(What you should do): Which lines include the word "operators"? Copy each of them.
◇ ◇ ◇ ◇ ◇ ◇ ◇
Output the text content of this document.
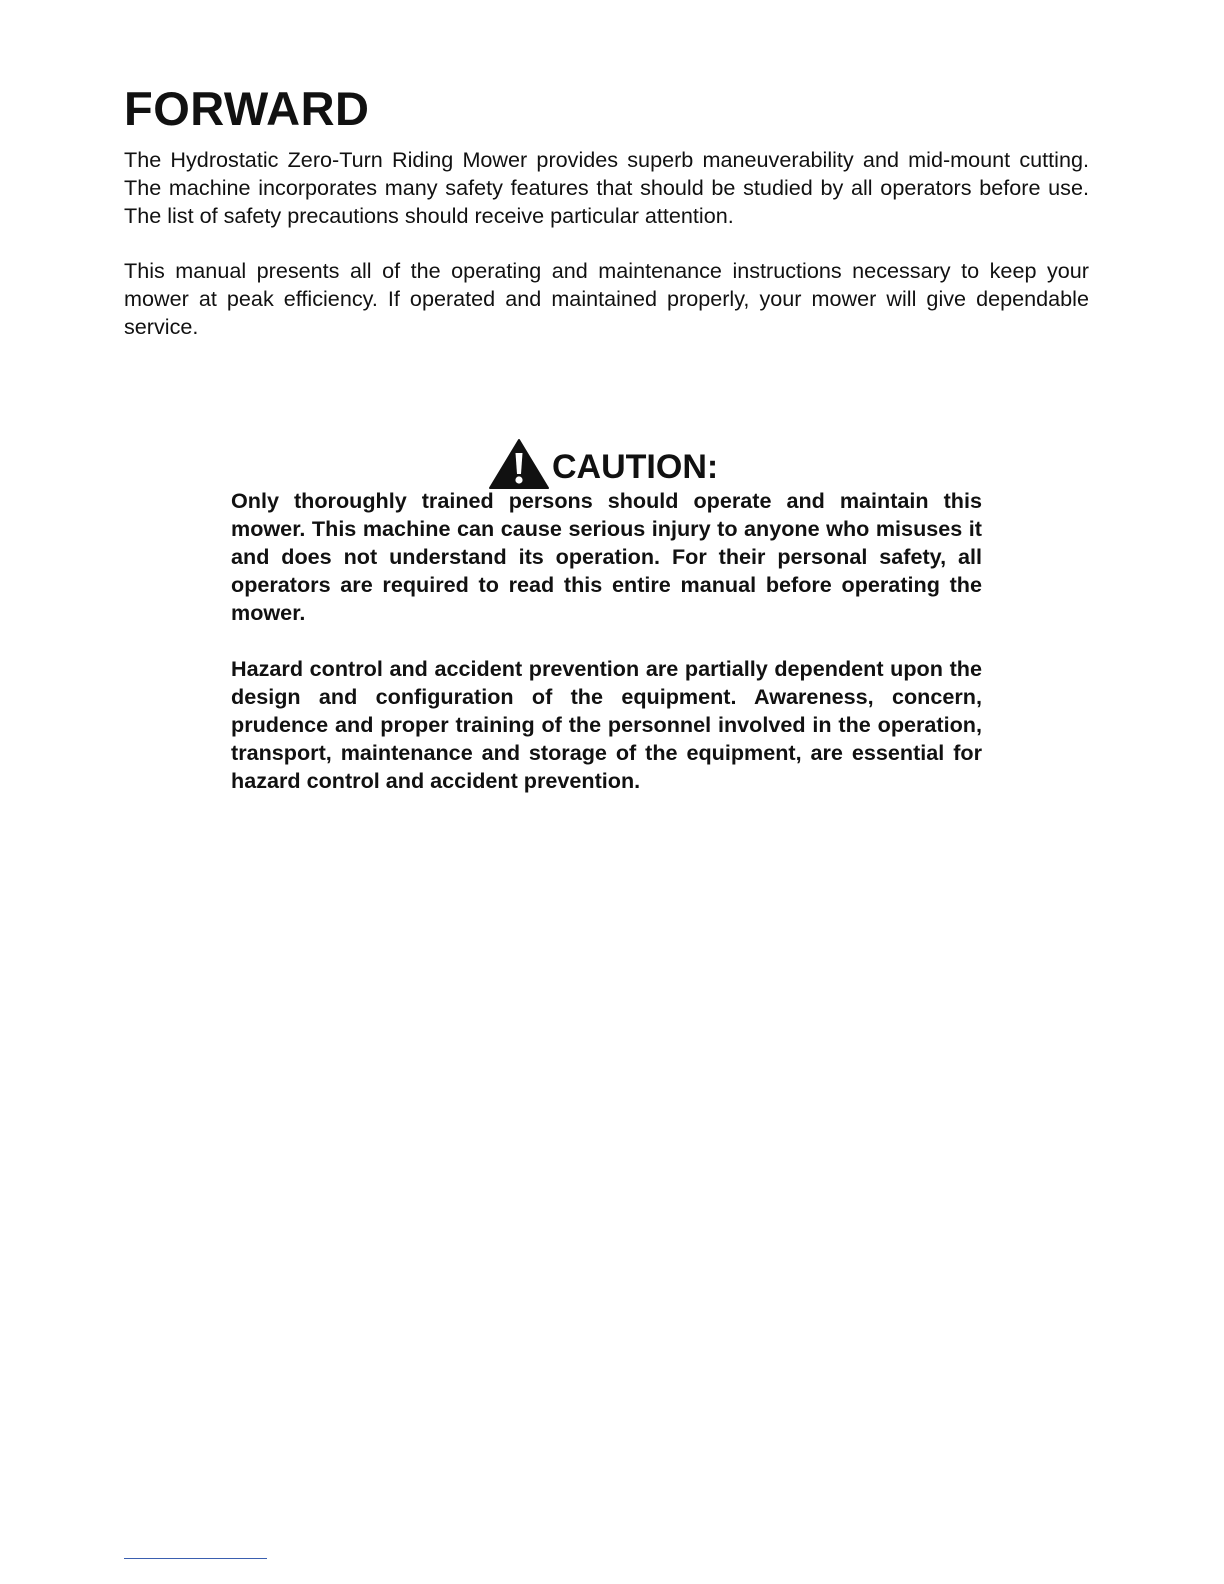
FORWARD

The Hydrostatic Zero-Turn Riding Mower provides superb maneuverability and mid-mount cutting. The machine incorporates many safety features that should be studied by all operators before use. The list of safety precautions should receive particular attention.

This manual presents all of the operating and maintenance instructions necessary to keep your mower at peak efficiency. If operated and maintained properly, your mower will give dependable service.

CAUTION:

Only thoroughly trained persons should operate and maintain this mower. This machine can cause serious injury to anyone who misuses it and does not understand its operation. For their personal safety, all operators are required to read this entire manual before operating the mower.

Hazard control and accident prevention are partially dependent upon the design and configuration of the equipment. Awareness, concern, prudence and proper training of the personnel involved in the operation, transport, maintenance and storage of the equipment, are essential for hazard control and accident prevention.
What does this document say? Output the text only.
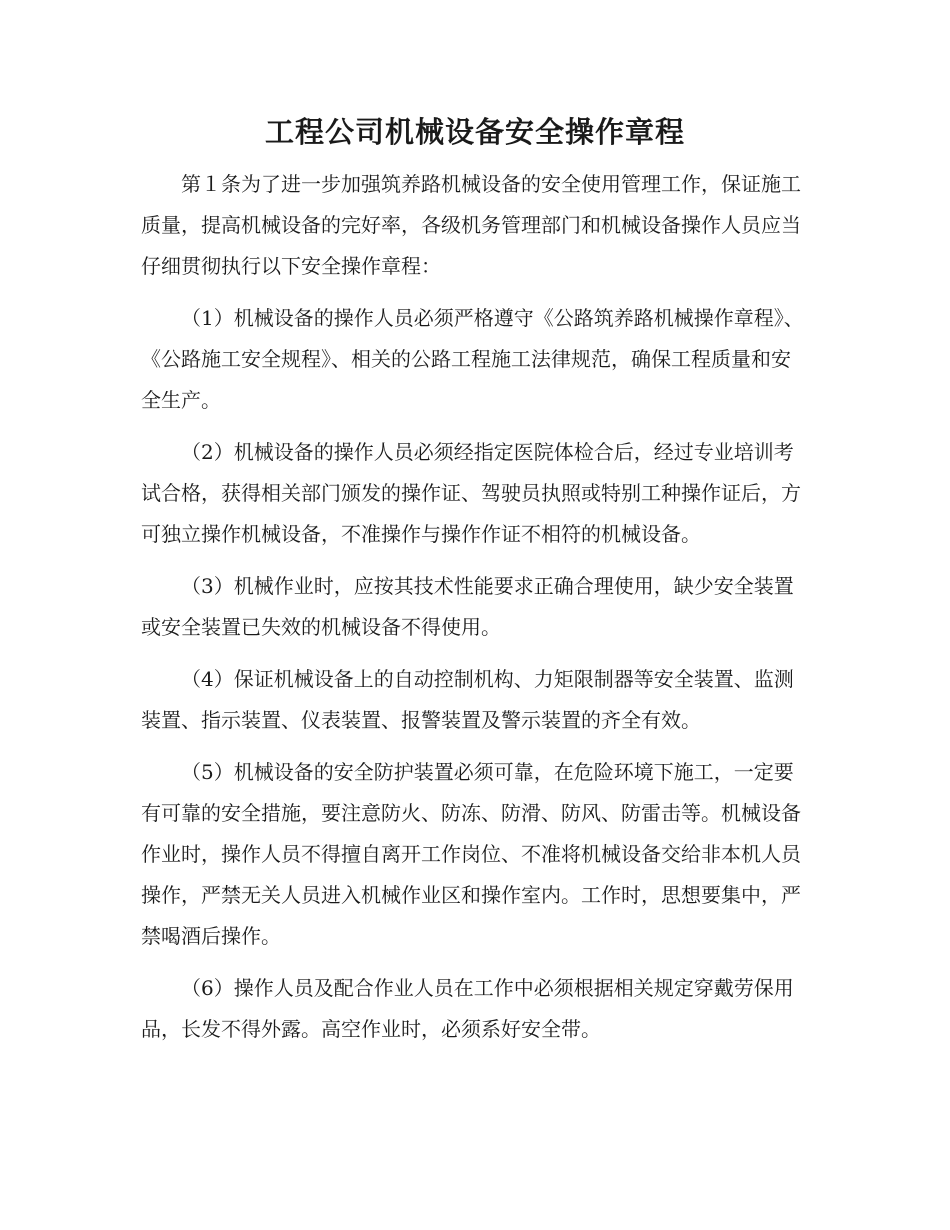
工程公司机械设备安全操作章程

第１条为了进一步加强筑养路机械设备的安全使用管理工作，保证施工质量，提高机械设备的完好率，各级机务管理部门和机械设备操作人员应当仔细贯彻执行以下安全操作章程：

（1）机械设备的操作人员必须严格遵守《公路筑养路机械操作章程》、《公路施工安全规程》、相关的公路工程施工法律规范，确保工程质量和安全生产。

（2）机械设备的操作人员必须经指定医院体检合后，经过专业培训考试合格，获得相关部门颁发的操作证、驾驶员执照或特别工种操作证后，方可独立操作机械设备，不准操作与操作作证不相符的机械设备。

（3）机械作业时，应按其技术性能要求正确合理使用，缺少安全装置或安全装置已失效的机械设备不得使用。

（4）保证机械设备上的自动控制机构、力矩限制器等安全装置、监测装置、指示装置、仪表装置、报警装置及警示装置的齐全有效。

（5）机械设备的安全防护装置必须可靠，在危险环境下施工，一定要有可靠的安全措施，要注意防火、防冻、防滑、防风、防雷击等。机械设备作业时，操作人员不得擅自离开工作岗位、不准将机械设备交给非本机人员操作，严禁无关人员进入机械作业区和操作室内。工作时，思想要集中，严禁喝酒后操作。

（6）操作人员及配合作业人员在工作中必须根据相关规定穿戴劳保用品，长发不得外露。高空作业时，必须系好安全带。
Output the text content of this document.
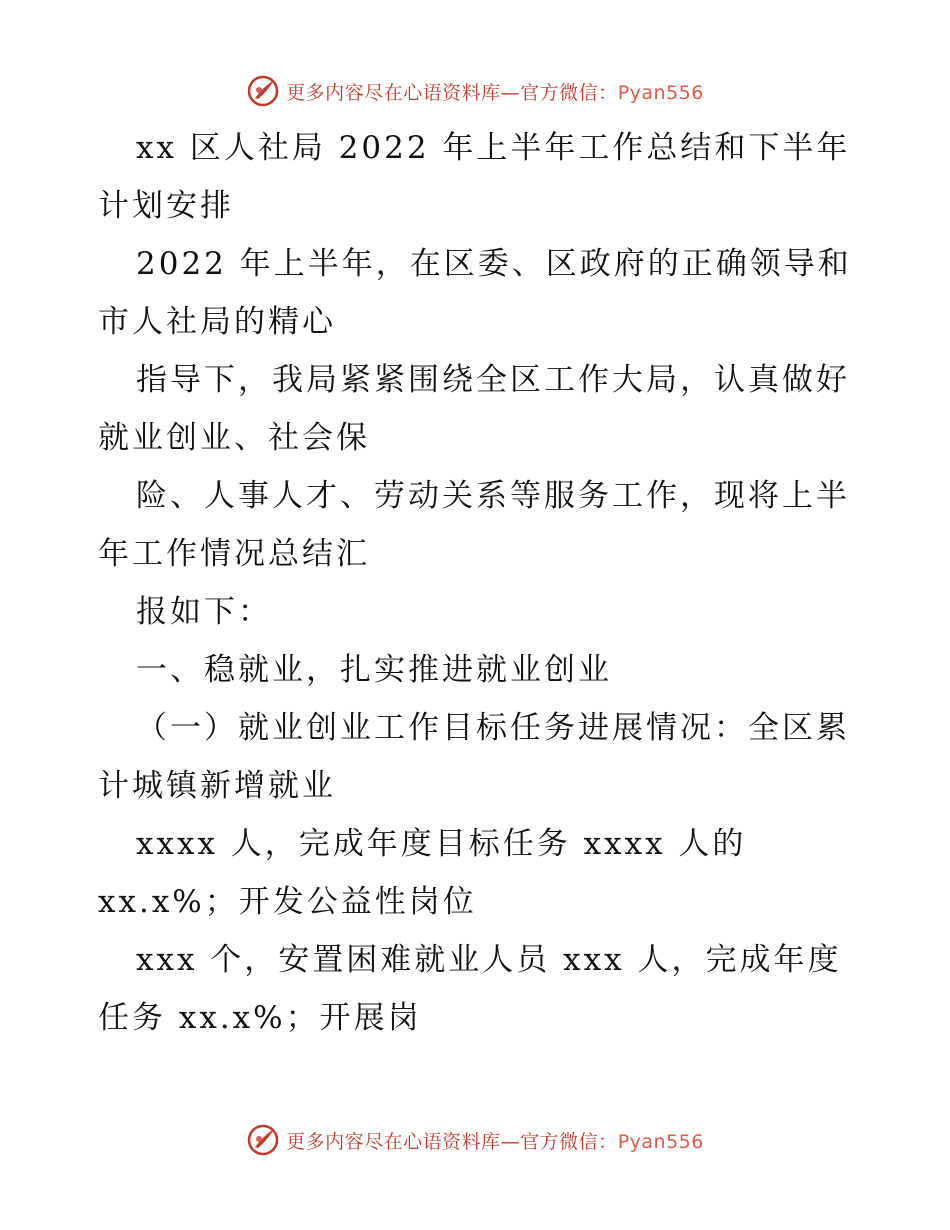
更多内容尽在心语资料库—官方微信：Pyan556
xx 区人社局 2022 年上半年工作总结和下半年
计划安排
2022 年上半年，在区委、区政府的正确领导和
市人社局的精心
指导下，我局紧紧围绕全区工作大局，认真做好
就业创业、社会保
险、人事人才、劳动关系等服务工作，现将上半
年工作情况总结汇
报如下：
一、稳就业，扎实推进就业创业
（一）就业创业工作目标任务进展情况：全区累
计城镇新增就业
xxxx 人，完成年度目标任务 xxxx 人的
xx.x%；开发公益性岗位
xxx 个，安置困难就业人员 xxx 人，完成年度
任务 xx.x%；开展岗
更多内容尽在心语资料库—官方微信：Pyan556
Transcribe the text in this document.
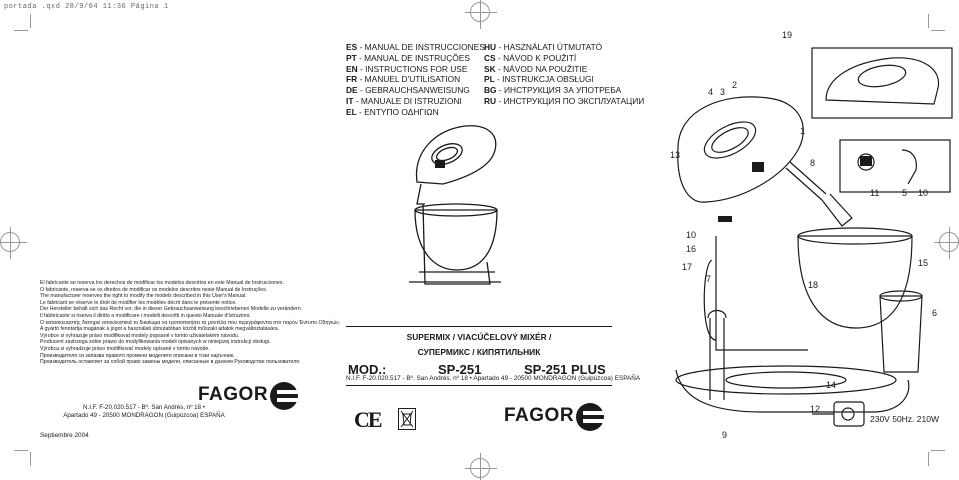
portada .qxd 28/9/04 11:36 Página 1
ES - MANUAL DE INSTRUCCIONES
PT - MANUAL DE INSTRUÇÕES
EN - INSTRUCTIONS FOR USE
FR - MANUEL D'UTILISATION
DE - GEBRAUCHSANWEISUNG
IT - MANUALE DI ISTRUZIONI
EL - ΕΝΤΥΠΟ ΟΔΗΓΙΩΝ
HU - HASZNÁLATI ÚTMUTATÓ
CS - NÁVOD K POUŽITÍ
SK - NÁVOD NA POUŽITIE
PL - INSTRUKCJA OBSŁUGI
BG - ИНСТРУКЦИЯ ЗА УПОТРЕБА
RU - ИНСТРУКЦИЯ ПО ЭКСПЛУАТАЦИИ
El fabricante se reserva los derechos de modificar los modelos descritos en este Manual de Instrucciones.
O fabricante, reserva-se os direitos de modificar os modelos descritos neste Manual de Instruções.
The manufacturer reserves the right to modify the models described in this User's Manual.
Le fabricant se réserve le droit de modifier les modèles décrit dans le présente notice.
Der Hersteller behält sich das Recht vor, die in dieser Gebrauchsanweisung beschriebenen Modelle zu verändern.
Il fabbricante si riserva il diritto a modificare i modelli descritti in questo Manuale d'Istruzioni.
Ο κατασκευαστής διατηρεί αποκλειστικά το δικαίωμα να τροποποιήσει τα μοντέλα που περιγράφονται στο παρόν Έντυπο Οδηγιών.
A gyártó fenntartja magának a jogot a használati útmutatóban közölt műszaki adatok megváltoztatására.
Výrobce si vyhrazuje právo modifikovat modely popsané v tomto uživatelském návodu.
Producent zastrzega sobie prawo do modyfikowania modeli opisanych w niniejszej instrukcji obsługi.
Výrobca si vyhradzuje právo modifikovať modely opísané v tomto návode.
Производителя си запазва правото промени моделите описани в този наръчник.
Производитель оставляет за собой право замены модели, описанные в данном Руководстве пользователя.
FAGOR
N.I.F. F-20.020.517 - Bº. San Andrés, nº 18 •
Apartado 49 - 20500 MONDRAGON (Guipúzcoa) ESPAÑA
Septiembre 2004
SUPERMIX / VIACÚČELOVÝ MIXÉR /
СУПЕРМИКС / КИПЯТИЛЬНИК
MOD.:	SP-251	SP-251 PLUS
N.I.F. F-20.020.517 - Bº. San Andrés, nº 18 • Apartado 49 - 20500 MONDRAGON (Guipúzcoa) ESPAÑA
CE	FAGOR
19
2
4 3
1
13
8
11	5 10
10
16
17	15
7
18
6
14
12
9
230V 50Hz. 210W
◇ ◇ ◇ ◇ ◇ ◇ ◇
(Reply to the exercise):
The Hydrostatic Zero-Turn Riding Mower provides superb maneuverability and mid-mount cutting. The machine incorporates many safety features that should be studied by all operators before use. The list of safety precautions should receive particular attention.
Only thoroughly trained persons should operate and maintain this mower. This machine can cause serious injury to anyone who misuses it and does not understand its operation. For their personal safety, all operators are required to read this entire manual before operating the mower.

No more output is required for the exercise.